Information provided:
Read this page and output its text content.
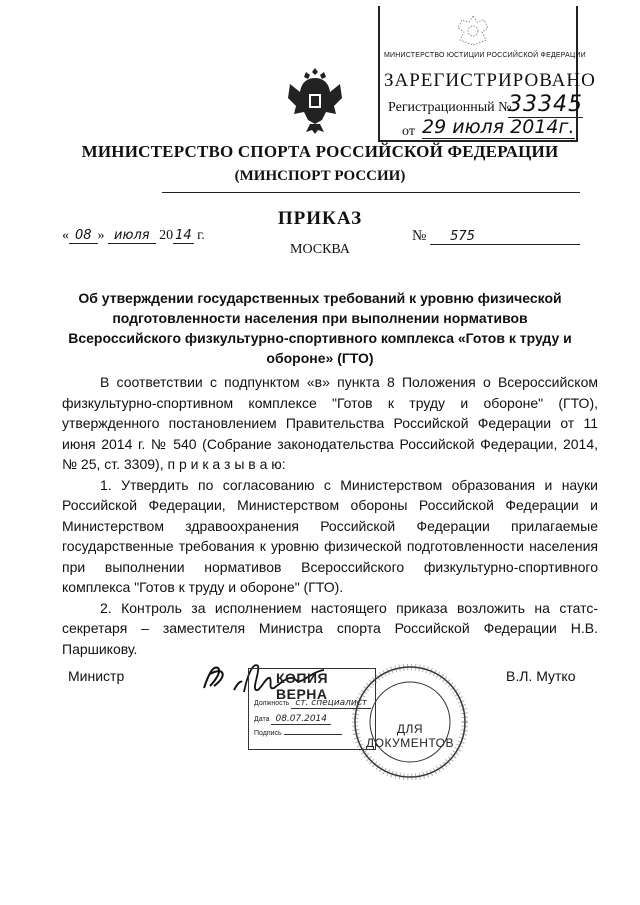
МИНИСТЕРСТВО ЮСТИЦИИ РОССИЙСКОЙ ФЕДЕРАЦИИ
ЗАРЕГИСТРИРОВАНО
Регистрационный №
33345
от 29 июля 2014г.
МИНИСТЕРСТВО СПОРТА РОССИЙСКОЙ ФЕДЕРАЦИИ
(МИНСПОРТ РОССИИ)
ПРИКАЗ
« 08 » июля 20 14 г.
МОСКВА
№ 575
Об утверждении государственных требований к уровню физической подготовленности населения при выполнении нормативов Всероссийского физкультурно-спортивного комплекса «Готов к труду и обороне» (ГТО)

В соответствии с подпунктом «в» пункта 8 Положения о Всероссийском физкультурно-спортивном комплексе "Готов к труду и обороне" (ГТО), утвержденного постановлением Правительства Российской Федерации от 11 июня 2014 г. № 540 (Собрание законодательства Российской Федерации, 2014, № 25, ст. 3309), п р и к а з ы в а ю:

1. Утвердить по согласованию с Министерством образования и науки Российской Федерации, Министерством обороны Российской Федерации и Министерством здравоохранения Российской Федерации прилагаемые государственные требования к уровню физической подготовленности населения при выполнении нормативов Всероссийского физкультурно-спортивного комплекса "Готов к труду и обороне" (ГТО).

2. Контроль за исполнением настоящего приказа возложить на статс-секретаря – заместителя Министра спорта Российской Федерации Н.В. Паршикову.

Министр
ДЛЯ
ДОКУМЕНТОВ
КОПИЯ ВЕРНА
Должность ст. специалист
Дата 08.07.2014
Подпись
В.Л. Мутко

To do: Do not include images; quote all of the entries above exactly.

Answer to the task:
Read this page and output its text content.
МИНИСТЕРСТВО ЮСТИЦИИ РОССИЙСКОЙ ФЕДЕРАЦИИ
ЗАРЕГИСТРИРОВАНО
Регистрационный №
33345
от 29 июля 2014г.
МИНИСТЕРСТВО СПОРТА РОССИЙСКОЙ ФЕДЕРАЦИИ
(МИНСПОРТ РОССИИ)
ПРИКАЗ
« 08 » июля 20 14 г.
МОСКВА
№ 575
Об утверждении государственных требований к уровню физической подготовленности населения при выполнении нормативов Всероссийского физкультурно-спортивного комплекса «Готов к труду и обороне» (ГТО)

В соответствии с подпунктом «в» пункта 8 Положения о Всероссийском физкультурно-спортивном комплексе "Готов к труду и обороне" (ГТО), утвержденного постановлением Правительства Российской Федерации от 11 июня 2014 г. № 540 (Собрание законодательства Российской Федерации, 2014, № 25, ст. 3309), п р и к а з ы в а ю:

1. Утвердить по согласованию с Министерством образования и науки Российской Федерации, Министерством обороны Российской Федерации и Министерством здравоохранения Российской Федерации прилагаемые государственные требования к уровню физической подготовленности населения при выполнении нормативов Всероссийского физкультурно-спортивного комплекса "Готов к труду и обороне" (ГТО).

2. Контроль за исполнением настоящего приказа возложить на статс-секретаря – заместителя Министра спорта Российской Федерации Н.В. Паршикову.

Министр
ДЛЯ
ДОКУМЕНТОВ
КОПИЯ ВЕРНА
Должность ст. специалист
Дата 08.07.2014
Подпись
В.Л. Мутко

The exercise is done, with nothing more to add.